Stated goal →
In the records below, find each line containing the word "Unverträglichkeiten" and copy it.

[BEGIN Given data]

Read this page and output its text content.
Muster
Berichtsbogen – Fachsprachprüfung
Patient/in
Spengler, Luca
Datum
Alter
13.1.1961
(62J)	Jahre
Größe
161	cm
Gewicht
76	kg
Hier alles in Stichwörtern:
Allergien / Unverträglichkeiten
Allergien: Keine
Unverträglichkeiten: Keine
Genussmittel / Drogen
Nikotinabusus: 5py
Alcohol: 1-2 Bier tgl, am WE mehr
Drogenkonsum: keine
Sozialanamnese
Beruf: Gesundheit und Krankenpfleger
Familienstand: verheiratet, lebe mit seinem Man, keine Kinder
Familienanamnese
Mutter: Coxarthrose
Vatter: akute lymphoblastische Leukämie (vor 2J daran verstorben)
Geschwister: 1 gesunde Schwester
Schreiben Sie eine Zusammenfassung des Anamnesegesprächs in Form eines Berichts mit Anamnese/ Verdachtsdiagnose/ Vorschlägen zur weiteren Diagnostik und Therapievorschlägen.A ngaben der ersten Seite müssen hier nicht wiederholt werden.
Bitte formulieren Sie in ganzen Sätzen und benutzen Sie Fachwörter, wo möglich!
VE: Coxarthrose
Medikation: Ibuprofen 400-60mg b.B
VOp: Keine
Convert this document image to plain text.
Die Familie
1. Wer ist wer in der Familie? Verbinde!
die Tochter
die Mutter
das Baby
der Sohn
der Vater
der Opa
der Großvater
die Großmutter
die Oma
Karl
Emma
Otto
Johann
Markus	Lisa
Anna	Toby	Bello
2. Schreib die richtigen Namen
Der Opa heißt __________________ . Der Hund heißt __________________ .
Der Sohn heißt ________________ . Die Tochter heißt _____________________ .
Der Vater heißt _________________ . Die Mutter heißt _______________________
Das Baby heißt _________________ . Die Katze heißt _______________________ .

[END Given data]

Final answer →
Allergien / Unverträglichkeiten
Unverträglichkeiten: Keine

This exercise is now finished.